§ **EXERCISE DESCRIPTION**
Copy all of the material below exactly.

(Source data)
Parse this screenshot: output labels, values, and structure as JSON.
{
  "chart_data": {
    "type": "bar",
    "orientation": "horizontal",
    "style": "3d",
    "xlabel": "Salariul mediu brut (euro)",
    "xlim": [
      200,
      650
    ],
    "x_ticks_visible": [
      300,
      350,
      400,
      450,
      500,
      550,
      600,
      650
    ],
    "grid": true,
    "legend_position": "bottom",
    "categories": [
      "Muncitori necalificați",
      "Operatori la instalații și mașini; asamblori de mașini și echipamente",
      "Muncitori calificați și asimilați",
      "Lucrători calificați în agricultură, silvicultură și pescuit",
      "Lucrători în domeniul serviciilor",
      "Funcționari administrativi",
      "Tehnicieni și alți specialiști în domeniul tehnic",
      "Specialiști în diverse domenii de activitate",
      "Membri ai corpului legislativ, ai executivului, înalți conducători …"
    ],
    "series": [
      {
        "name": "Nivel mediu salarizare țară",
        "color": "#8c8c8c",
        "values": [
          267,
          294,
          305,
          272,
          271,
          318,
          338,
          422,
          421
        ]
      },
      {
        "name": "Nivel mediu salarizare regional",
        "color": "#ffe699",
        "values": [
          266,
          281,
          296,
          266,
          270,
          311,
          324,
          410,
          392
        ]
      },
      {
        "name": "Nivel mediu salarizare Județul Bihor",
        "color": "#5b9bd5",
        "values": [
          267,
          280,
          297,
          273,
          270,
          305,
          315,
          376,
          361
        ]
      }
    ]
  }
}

§ **TASK RESULT**
Parse this screenshot: output labels, values, and structure as JSON.
{
  "chart_data": {
    "type": "bar",
    "orientation": "horizontal",
    "style": "3d",
    "xlabel": "Salariul mediu brut (euro)",
    "xlim": [
      200,
      650
    ],
    "x_ticks_visible": [
      300,
      350,
      400,
      450,
      500,
      550,
      600,
      650
    ],
    "grid": true,
    "legend_position": "bottom",
    "categories": [
      "Muncitori necalificați",
      "Operatori la instalații și mașini; asamblori de mașini și echipamente",
      "Muncitori calificați și asimilați",
      "Lucrători calificați în agricultură, silvicultură și pescuit",
      "Lucrători în domeniul serviciilor",
      "Funcționari administrativi",
      "Tehnicieni și alți specialiști în domeniul tehnic",
      "Specialiști în diverse domenii de activitate",
      "Membri ai corpului legislativ, ai executivului, înalți conducători …"
    ],
    "series": [
      {
        "name": "Nivel mediu salarizare țară",
        "color": "#8c8c8c",
        "values": [
          267,
          294,
          305,
          272,
          271,
          318,
          338,
          422,
          421
        ]
      },
      {
        "name": "Nivel mediu salarizare regional",
        "color": "#ffe699",
        "values": [
          266,
          281,
          296,
          266,
          270,
          311,
          324,
          410,
          392
        ]
      },
      {
        "name": "Nivel mediu salarizare Județul Bihor",
        "color": "#5b9bd5",
        "values": [
          267,
          280,
          297,
          273,
          270,
          305,
          315,
          376,
          361
        ]
      }
    ]
  }
}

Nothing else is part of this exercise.